Gather all lines with "document" from the records.

__RAW DATA__.
※ ※ ※

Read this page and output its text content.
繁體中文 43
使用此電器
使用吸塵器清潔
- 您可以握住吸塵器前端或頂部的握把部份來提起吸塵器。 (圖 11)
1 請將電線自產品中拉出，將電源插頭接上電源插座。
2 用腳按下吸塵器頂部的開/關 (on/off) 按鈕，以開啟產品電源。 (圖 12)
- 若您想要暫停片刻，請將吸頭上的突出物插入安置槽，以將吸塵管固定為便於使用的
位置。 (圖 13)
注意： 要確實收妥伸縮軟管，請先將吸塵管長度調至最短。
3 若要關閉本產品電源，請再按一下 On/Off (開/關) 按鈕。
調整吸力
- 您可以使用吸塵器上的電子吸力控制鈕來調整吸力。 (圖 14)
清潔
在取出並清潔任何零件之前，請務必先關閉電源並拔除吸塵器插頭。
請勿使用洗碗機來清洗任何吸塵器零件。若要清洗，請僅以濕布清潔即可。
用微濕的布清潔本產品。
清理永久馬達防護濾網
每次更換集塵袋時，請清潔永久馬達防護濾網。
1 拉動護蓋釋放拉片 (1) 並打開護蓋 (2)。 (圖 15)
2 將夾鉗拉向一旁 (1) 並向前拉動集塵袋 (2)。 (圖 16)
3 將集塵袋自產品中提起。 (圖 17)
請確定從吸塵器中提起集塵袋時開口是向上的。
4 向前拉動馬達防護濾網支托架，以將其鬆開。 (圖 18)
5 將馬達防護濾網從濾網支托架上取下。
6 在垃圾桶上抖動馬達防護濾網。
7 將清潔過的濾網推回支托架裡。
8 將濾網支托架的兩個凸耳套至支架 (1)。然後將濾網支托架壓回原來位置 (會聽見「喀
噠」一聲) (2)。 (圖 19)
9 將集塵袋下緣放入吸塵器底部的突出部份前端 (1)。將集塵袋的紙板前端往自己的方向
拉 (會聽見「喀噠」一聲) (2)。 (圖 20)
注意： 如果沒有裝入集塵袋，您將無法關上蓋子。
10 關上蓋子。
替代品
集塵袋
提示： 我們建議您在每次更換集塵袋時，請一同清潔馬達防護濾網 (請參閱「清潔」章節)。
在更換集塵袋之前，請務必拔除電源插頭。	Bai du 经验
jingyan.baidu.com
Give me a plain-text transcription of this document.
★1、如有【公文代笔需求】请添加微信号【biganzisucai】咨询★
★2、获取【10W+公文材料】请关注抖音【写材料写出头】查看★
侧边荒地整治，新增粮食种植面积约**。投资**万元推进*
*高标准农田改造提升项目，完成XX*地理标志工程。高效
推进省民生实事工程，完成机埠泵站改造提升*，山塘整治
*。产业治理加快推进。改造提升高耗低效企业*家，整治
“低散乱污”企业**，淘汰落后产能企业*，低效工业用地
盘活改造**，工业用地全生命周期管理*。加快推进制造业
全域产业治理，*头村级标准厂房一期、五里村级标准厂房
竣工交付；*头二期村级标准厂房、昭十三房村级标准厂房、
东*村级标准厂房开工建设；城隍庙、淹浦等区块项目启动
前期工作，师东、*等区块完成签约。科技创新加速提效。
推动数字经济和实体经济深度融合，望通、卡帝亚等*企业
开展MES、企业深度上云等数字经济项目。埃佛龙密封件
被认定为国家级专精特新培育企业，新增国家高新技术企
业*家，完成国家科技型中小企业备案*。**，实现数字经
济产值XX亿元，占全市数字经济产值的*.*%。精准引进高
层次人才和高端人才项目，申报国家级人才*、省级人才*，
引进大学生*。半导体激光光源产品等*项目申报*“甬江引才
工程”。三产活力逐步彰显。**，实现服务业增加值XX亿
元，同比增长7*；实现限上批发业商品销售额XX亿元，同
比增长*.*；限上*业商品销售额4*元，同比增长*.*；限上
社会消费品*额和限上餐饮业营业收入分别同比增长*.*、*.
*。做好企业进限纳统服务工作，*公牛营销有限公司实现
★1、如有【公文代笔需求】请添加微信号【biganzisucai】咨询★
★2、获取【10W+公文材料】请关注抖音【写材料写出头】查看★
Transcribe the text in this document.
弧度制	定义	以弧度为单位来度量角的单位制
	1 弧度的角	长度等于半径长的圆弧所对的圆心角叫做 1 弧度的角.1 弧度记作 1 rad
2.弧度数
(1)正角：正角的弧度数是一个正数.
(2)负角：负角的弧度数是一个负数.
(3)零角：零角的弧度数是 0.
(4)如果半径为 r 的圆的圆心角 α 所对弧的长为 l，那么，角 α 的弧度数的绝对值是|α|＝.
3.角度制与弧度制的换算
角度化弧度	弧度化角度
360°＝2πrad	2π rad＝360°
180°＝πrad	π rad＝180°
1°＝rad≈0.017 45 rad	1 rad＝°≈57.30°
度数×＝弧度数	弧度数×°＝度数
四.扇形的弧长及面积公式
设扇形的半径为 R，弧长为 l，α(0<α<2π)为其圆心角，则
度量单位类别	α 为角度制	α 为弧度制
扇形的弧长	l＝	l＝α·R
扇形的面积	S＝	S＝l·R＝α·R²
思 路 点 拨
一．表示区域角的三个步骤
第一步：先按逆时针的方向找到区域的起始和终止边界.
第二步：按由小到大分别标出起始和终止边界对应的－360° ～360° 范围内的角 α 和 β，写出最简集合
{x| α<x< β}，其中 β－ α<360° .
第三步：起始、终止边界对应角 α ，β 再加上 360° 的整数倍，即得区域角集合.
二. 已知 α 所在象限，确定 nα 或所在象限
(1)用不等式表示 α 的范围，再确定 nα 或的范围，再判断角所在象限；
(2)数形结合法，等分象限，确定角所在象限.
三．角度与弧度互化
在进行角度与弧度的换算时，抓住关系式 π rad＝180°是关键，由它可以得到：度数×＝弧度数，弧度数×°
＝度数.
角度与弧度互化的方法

※ ※ ※

__RESULT OF THIS EXERCISE__.
Give me a plain-text transcription of this document.
Transcribe the text in this document.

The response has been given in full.